**TASK STATEMENT**
Exclude the pictures and retype the entries as written.

**THE DATA**
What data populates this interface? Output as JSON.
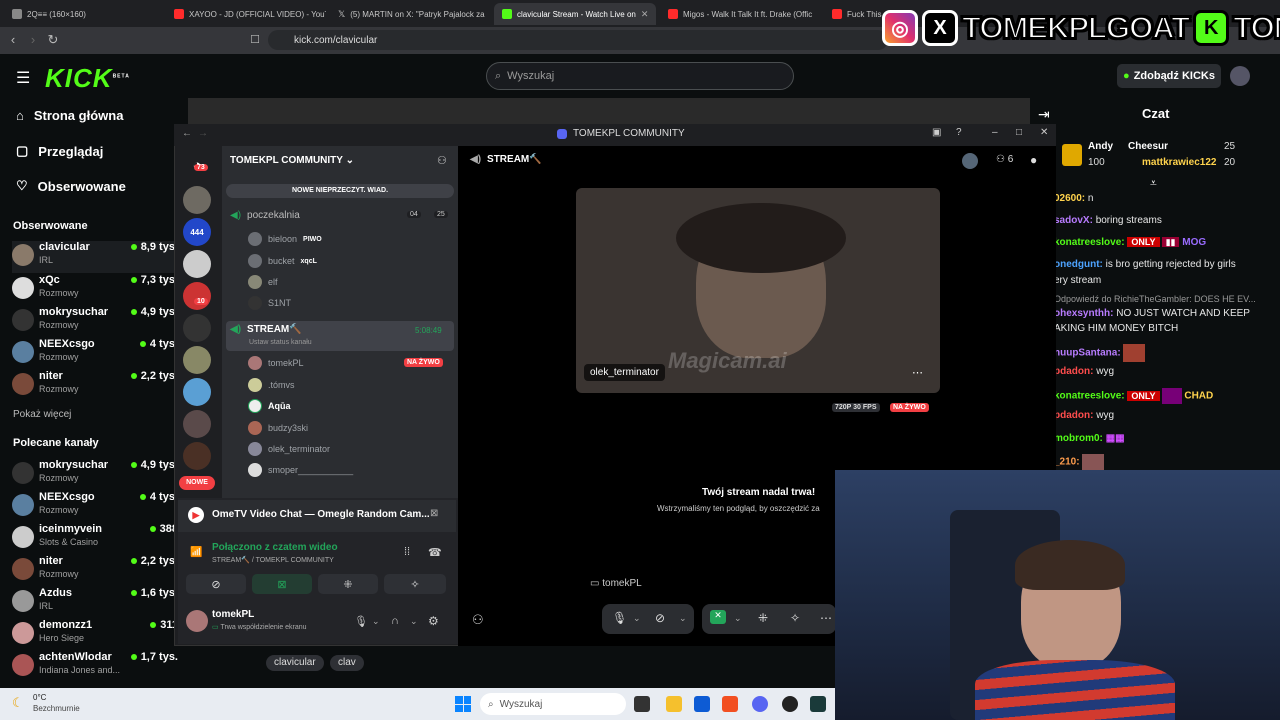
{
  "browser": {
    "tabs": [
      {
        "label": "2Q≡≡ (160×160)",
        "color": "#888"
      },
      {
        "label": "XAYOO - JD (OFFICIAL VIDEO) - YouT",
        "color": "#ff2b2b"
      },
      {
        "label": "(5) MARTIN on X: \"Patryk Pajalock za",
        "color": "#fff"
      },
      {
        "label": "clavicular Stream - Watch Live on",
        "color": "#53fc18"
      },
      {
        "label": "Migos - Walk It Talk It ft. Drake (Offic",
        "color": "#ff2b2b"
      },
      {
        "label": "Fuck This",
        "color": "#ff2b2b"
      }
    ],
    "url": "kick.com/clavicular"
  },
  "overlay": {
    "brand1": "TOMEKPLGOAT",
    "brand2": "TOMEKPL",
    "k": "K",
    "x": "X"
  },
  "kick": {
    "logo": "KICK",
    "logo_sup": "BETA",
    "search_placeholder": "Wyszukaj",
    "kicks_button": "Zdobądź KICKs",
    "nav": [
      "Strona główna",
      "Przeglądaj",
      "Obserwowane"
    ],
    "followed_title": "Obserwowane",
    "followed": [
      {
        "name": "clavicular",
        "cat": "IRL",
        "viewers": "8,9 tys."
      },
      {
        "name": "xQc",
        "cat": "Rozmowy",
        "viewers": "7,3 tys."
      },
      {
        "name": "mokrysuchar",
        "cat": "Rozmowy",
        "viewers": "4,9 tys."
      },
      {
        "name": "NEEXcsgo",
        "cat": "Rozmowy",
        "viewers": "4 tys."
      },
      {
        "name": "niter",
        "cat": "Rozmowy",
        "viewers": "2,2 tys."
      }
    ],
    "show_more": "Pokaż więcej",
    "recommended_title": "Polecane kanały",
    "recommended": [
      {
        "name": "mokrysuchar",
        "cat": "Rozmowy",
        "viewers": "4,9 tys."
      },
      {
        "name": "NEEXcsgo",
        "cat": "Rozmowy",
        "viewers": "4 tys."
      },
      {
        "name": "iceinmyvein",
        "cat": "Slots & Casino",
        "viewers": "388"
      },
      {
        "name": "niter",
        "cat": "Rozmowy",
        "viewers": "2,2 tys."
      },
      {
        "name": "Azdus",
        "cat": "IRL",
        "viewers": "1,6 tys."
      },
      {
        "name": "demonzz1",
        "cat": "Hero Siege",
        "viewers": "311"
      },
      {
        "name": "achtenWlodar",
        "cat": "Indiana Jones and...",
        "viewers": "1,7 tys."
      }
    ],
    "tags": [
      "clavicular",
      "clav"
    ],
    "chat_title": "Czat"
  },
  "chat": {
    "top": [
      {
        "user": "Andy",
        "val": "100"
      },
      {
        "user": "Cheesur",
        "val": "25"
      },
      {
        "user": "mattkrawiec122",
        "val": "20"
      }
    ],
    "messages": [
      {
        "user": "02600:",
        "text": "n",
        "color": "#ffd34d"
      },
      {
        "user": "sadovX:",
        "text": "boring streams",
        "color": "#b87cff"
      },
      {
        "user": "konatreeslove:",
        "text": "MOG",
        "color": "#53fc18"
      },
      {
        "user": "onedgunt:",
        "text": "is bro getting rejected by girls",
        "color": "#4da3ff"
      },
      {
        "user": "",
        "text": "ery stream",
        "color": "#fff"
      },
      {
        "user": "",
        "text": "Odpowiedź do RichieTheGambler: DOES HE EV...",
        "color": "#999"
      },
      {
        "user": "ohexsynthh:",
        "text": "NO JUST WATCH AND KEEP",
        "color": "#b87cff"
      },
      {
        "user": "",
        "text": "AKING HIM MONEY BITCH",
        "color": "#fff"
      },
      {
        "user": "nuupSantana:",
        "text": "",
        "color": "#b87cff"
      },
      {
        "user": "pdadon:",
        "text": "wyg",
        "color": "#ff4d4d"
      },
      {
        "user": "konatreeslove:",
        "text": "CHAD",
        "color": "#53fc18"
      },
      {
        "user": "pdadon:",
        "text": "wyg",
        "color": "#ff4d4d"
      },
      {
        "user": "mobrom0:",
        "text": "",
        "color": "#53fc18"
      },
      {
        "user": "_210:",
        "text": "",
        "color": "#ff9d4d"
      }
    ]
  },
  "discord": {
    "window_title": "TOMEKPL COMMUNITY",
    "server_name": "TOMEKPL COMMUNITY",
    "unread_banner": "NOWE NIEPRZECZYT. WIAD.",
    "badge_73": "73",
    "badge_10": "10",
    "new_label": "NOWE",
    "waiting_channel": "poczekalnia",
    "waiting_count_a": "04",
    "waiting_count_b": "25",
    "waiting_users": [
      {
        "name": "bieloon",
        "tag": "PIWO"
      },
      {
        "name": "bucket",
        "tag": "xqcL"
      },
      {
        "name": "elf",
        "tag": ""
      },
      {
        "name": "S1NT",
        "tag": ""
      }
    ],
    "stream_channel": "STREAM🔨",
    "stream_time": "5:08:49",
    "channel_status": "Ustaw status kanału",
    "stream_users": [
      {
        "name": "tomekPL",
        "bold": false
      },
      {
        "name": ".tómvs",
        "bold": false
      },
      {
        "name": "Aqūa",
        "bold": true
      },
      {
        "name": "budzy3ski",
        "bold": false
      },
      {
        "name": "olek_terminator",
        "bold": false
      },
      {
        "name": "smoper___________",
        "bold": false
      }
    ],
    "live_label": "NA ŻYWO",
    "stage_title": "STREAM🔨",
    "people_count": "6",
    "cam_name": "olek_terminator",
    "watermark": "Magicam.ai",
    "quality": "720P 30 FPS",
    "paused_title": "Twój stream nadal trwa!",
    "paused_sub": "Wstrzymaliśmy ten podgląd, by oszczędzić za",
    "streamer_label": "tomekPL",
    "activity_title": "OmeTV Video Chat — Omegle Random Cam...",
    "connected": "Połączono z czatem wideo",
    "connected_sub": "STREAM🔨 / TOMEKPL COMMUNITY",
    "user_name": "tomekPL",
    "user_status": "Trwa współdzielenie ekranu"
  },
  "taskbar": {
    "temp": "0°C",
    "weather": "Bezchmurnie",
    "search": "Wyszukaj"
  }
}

**FINAL ANSWER**
What data populates this interface? Output as JSON.
{
  "browser": {
    "tabs": [
      {
        "label": "2Q≡≡ (160×160)",
        "color": "#888"
      },
      {
        "label": "XAYOO - JD (OFFICIAL VIDEO) - YouT",
        "color": "#ff2b2b"
      },
      {
        "label": "(5) MARTIN on X: \"Patryk Pajalock za",
        "color": "#fff"
      },
      {
        "label": "clavicular Stream - Watch Live on",
        "color": "#53fc18"
      },
      {
        "label": "Migos - Walk It Talk It ft. Drake (Offic",
        "color": "#ff2b2b"
      },
      {
        "label": "Fuck This",
        "color": "#ff2b2b"
      }
    ],
    "url": "kick.com/clavicular"
  },
  "overlay": {
    "brand1": "TOMEKPLGOAT",
    "brand2": "TOMEKPL",
    "k": "K",
    "x": "X"
  },
  "kick": {
    "logo": "KICK",
    "logo_sup": "BETA",
    "search_placeholder": "Wyszukaj",
    "kicks_button": "Zdobądź KICKs",
    "nav": [
      "Strona główna",
      "Przeglądaj",
      "Obserwowane"
    ],
    "followed_title": "Obserwowane",
    "followed": [
      {
        "name": "clavicular",
        "cat": "IRL",
        "viewers": "8,9 tys."
      },
      {
        "name": "xQc",
        "cat": "Rozmowy",
        "viewers": "7,3 tys."
      },
      {
        "name": "mokrysuchar",
        "cat": "Rozmowy",
        "viewers": "4,9 tys."
      },
      {
        "name": "NEEXcsgo",
        "cat": "Rozmowy",
        "viewers": "4 tys."
      },
      {
        "name": "niter",
        "cat": "Rozmowy",
        "viewers": "2,2 tys."
      }
    ],
    "show_more": "Pokaż więcej",
    "recommended_title": "Polecane kanały",
    "recommended": [
      {
        "name": "mokrysuchar",
        "cat": "Rozmowy",
        "viewers": "4,9 tys."
      },
      {
        "name": "NEEXcsgo",
        "cat": "Rozmowy",
        "viewers": "4 tys."
      },
      {
        "name": "iceinmyvein",
        "cat": "Slots & Casino",
        "viewers": "388"
      },
      {
        "name": "niter",
        "cat": "Rozmowy",
        "viewers": "2,2 tys."
      },
      {
        "name": "Azdus",
        "cat": "IRL",
        "viewers": "1,6 tys."
      },
      {
        "name": "demonzz1",
        "cat": "Hero Siege",
        "viewers": "311"
      },
      {
        "name": "achtenWlodar",
        "cat": "Indiana Jones and...",
        "viewers": "1,7 tys."
      }
    ],
    "tags": [
      "clavicular",
      "clav"
    ],
    "chat_title": "Czat"
  },
  "chat": {
    "top": [
      {
        "user": "Andy",
        "val": "100"
      },
      {
        "user": "Cheesur",
        "val": "25"
      },
      {
        "user": "mattkrawiec122",
        "val": "20"
      }
    ],
    "messages": [
      {
        "user": "02600:",
        "text": "n",
        "color": "#ffd34d"
      },
      {
        "user": "sadovX:",
        "text": "boring streams",
        "color": "#b87cff"
      },
      {
        "user": "konatreeslove:",
        "text": "MOG",
        "color": "#53fc18"
      },
      {
        "user": "onedgunt:",
        "text": "is bro getting rejected by girls",
        "color": "#4da3ff"
      },
      {
        "user": "",
        "text": "ery stream",
        "color": "#fff"
      },
      {
        "user": "",
        "text": "Odpowiedź do RichieTheGambler: DOES HE EV...",
        "color": "#999"
      },
      {
        "user": "ohexsynthh:",
        "text": "NO JUST WATCH AND KEEP",
        "color": "#b87cff"
      },
      {
        "user": "",
        "text": "AKING HIM MONEY BITCH",
        "color": "#fff"
      },
      {
        "user": "nuupSantana:",
        "text": "",
        "color": "#b87cff"
      },
      {
        "user": "pdadon:",
        "text": "wyg",
        "color": "#ff4d4d"
      },
      {
        "user": "konatreeslove:",
        "text": "CHAD",
        "color": "#53fc18"
      },
      {
        "user": "pdadon:",
        "text": "wyg",
        "color": "#ff4d4d"
      },
      {
        "user": "mobrom0:",
        "text": "",
        "color": "#53fc18"
      },
      {
        "user": "_210:",
        "text": "",
        "color": "#ff9d4d"
      }
    ]
  },
  "discord": {
    "window_title": "TOMEKPL COMMUNITY",
    "server_name": "TOMEKPL COMMUNITY",
    "unread_banner": "NOWE NIEPRZECZYT. WIAD.",
    "badge_73": "73",
    "badge_10": "10",
    "new_label": "NOWE",
    "waiting_channel": "poczekalnia",
    "waiting_count_a": "04",
    "waiting_count_b": "25",
    "waiting_users": [
      {
        "name": "bieloon",
        "tag": "PIWO"
      },
      {
        "name": "bucket",
        "tag": "xqcL"
      },
      {
        "name": "elf",
        "tag": ""
      },
      {
        "name": "S1NT",
        "tag": ""
      }
    ],
    "stream_channel": "STREAM🔨",
    "stream_time": "5:08:49",
    "channel_status": "Ustaw status kanału",
    "stream_users": [
      {
        "name": "tomekPL",
        "bold": false
      },
      {
        "name": ".tómvs",
        "bold": false
      },
      {
        "name": "Aqūa",
        "bold": true
      },
      {
        "name": "budzy3ski",
        "bold": false
      },
      {
        "name": "olek_terminator",
        "bold": false
      },
      {
        "name": "smoper___________",
        "bold": false
      }
    ],
    "live_label": "NA ŻYWO",
    "stage_title": "STREAM🔨",
    "people_count": "6",
    "cam_name": "olek_terminator",
    "watermark": "Magicam.ai",
    "quality": "720P 30 FPS",
    "paused_title": "Twój stream nadal trwa!",
    "paused_sub": "Wstrzymaliśmy ten podgląd, by oszczędzić za",
    "streamer_label": "tomekPL",
    "activity_title": "OmeTV Video Chat — Omegle Random Cam...",
    "connected": "Połączono z czatem wideo",
    "connected_sub": "STREAM🔨 / TOMEKPL COMMUNITY",
    "user_name": "tomekPL",
    "user_status": "Trwa współdzielenie ekranu"
  },
  "taskbar": {
    "temp": "0°C",
    "weather": "Bezchmurnie",
    "search": "Wyszukaj"
  }
}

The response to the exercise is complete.